■ Exercise prompt ■
Each line that follows is to be retyped exactly.
□ □ □ □ □
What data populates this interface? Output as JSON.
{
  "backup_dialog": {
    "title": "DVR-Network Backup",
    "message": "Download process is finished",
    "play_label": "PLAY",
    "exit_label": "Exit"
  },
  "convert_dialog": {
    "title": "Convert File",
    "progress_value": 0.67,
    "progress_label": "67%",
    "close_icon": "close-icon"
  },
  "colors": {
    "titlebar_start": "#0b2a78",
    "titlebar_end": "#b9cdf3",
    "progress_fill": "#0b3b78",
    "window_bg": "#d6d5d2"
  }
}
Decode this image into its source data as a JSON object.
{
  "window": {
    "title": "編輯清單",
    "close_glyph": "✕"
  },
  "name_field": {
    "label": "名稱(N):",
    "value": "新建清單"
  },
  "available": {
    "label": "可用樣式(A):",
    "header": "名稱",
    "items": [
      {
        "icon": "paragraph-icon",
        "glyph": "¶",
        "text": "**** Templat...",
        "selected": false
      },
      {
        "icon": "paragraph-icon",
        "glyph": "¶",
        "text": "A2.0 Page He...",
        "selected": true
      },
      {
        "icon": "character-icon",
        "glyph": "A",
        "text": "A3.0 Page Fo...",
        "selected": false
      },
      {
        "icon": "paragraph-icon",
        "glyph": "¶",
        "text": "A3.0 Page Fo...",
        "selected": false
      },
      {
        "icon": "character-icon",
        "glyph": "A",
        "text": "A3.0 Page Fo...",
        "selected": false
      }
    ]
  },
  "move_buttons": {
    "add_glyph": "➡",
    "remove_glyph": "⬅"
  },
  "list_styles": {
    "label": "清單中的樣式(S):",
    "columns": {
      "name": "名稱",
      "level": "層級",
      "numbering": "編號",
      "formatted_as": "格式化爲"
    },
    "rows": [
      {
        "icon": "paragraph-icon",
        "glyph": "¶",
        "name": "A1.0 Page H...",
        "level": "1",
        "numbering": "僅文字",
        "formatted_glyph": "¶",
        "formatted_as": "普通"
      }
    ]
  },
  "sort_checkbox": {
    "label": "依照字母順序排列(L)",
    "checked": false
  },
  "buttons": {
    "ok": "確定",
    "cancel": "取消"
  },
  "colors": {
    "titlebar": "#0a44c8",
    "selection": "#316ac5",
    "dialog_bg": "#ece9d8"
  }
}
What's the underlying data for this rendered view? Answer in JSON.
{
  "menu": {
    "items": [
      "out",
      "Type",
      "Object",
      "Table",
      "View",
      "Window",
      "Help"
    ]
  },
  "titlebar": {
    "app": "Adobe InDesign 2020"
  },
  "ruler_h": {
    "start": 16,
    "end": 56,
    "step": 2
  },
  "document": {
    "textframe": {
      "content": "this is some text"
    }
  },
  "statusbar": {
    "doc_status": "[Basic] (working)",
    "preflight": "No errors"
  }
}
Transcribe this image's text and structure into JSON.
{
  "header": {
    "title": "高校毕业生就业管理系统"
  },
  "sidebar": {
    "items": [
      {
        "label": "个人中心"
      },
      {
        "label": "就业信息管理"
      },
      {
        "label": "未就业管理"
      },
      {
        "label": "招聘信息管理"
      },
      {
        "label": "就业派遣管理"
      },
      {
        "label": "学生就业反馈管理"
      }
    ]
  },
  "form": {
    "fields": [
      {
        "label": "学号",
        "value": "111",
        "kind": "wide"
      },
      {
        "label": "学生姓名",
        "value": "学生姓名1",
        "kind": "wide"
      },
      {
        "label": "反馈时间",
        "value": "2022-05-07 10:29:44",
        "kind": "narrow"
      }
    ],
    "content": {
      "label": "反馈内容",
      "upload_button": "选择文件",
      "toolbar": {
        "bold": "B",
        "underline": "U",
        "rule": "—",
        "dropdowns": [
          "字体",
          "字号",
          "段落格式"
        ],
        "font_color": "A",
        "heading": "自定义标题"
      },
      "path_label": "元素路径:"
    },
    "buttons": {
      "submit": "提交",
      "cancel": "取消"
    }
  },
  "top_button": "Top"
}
□ □ □ □ □
■ Answer below ■
What data populates this interface? Output as JSON.
{
  "backup_dialog": {
    "title": "DVR-Network Backup",
    "message": "Download process is finished",
    "play_label": "PLAY",
    "exit_label": "Exit"
  },
  "convert_dialog": {
    "title": "Convert File",
    "progress_value": 0.67,
    "progress_label": "67%",
    "close_icon": "close-icon"
  },
  "colors": {
    "titlebar_start": "#0b2a78",
    "titlebar_end": "#b9cdf3",
    "progress_fill": "#0b3b78",
    "window_bg": "#d6d5d2"
  }
}
Decode this image into its source data as a JSON object.
{
  "window": {
    "title": "編輯清單",
    "close_glyph": "✕"
  },
  "name_field": {
    "label": "名稱(N):",
    "value": "新建清單"
  },
  "available": {
    "label": "可用樣式(A):",
    "header": "名稱",
    "items": [
      {
        "icon": "paragraph-icon",
        "glyph": "¶",
        "text": "**** Templat...",
        "selected": false
      },
      {
        "icon": "paragraph-icon",
        "glyph": "¶",
        "text": "A2.0 Page He...",
        "selected": true
      },
      {
        "icon": "character-icon",
        "glyph": "A",
        "text": "A3.0 Page Fo...",
        "selected": false
      },
      {
        "icon": "paragraph-icon",
        "glyph": "¶",
        "text": "A3.0 Page Fo...",
        "selected": false
      },
      {
        "icon": "character-icon",
        "glyph": "A",
        "text": "A3.0 Page Fo...",
        "selected": false
      }
    ]
  },
  "move_buttons": {
    "add_glyph": "➡",
    "remove_glyph": "⬅"
  },
  "list_styles": {
    "label": "清單中的樣式(S):",
    "columns": {
      "name": "名稱",
      "level": "層級",
      "numbering": "編號",
      "formatted_as": "格式化爲"
    },
    "rows": [
      {
        "icon": "paragraph-icon",
        "glyph": "¶",
        "name": "A1.0 Page H...",
        "level": "1",
        "numbering": "僅文字",
        "formatted_glyph": "¶",
        "formatted_as": "普通"
      }
    ]
  },
  "sort_checkbox": {
    "label": "依照字母順序排列(L)",
    "checked": false
  },
  "buttons": {
    "ok": "確定",
    "cancel": "取消"
  },
  "colors": {
    "titlebar": "#0a44c8",
    "selection": "#316ac5",
    "dialog_bg": "#ece9d8"
  }
}
What's the underlying data for this rendered view? Answer in JSON.
{
  "menu": {
    "items": [
      "out",
      "Type",
      "Object",
      "Table",
      "View",
      "Window",
      "Help"
    ]
  },
  "titlebar": {
    "app": "Adobe InDesign 2020"
  },
  "ruler_h": {
    "start": 16,
    "end": 56,
    "step": 2
  },
  "document": {
    "textframe": {
      "content": "this is some text"
    }
  },
  "statusbar": {
    "doc_status": "[Basic] (working)",
    "preflight": "No errors"
  }
}
Transcribe this image's text and structure into JSON.
{
  "header": {
    "title": "高校毕业生就业管理系统"
  },
  "sidebar": {
    "items": [
      {
        "label": "个人中心"
      },
      {
        "label": "就业信息管理"
      },
      {
        "label": "未就业管理"
      },
      {
        "label": "招聘信息管理"
      },
      {
        "label": "就业派遣管理"
      },
      {
        "label": "学生就业反馈管理"
      }
    ]
  },
  "form": {
    "fields": [
      {
        "label": "学号",
        "value": "111",
        "kind": "wide"
      },
      {
        "label": "学生姓名",
        "value": "学生姓名1",
        "kind": "wide"
      },
      {
        "label": "反馈时间",
        "value": "2022-05-07 10:29:44",
        "kind": "narrow"
      }
    ],
    "content": {
      "label": "反馈内容",
      "upload_button": "选择文件",
      "toolbar": {
        "bold": "B",
        "underline": "U",
        "rule": "—",
        "dropdowns": [
          "字体",
          "字号",
          "段落格式"
        ],
        "font_color": "A",
        "heading": "自定义标题"
      },
      "path_label": "元素路径:"
    },
    "buttons": {
      "submit": "提交",
      "cancel": "取消"
    }
  },
  "top_button": "Top"
}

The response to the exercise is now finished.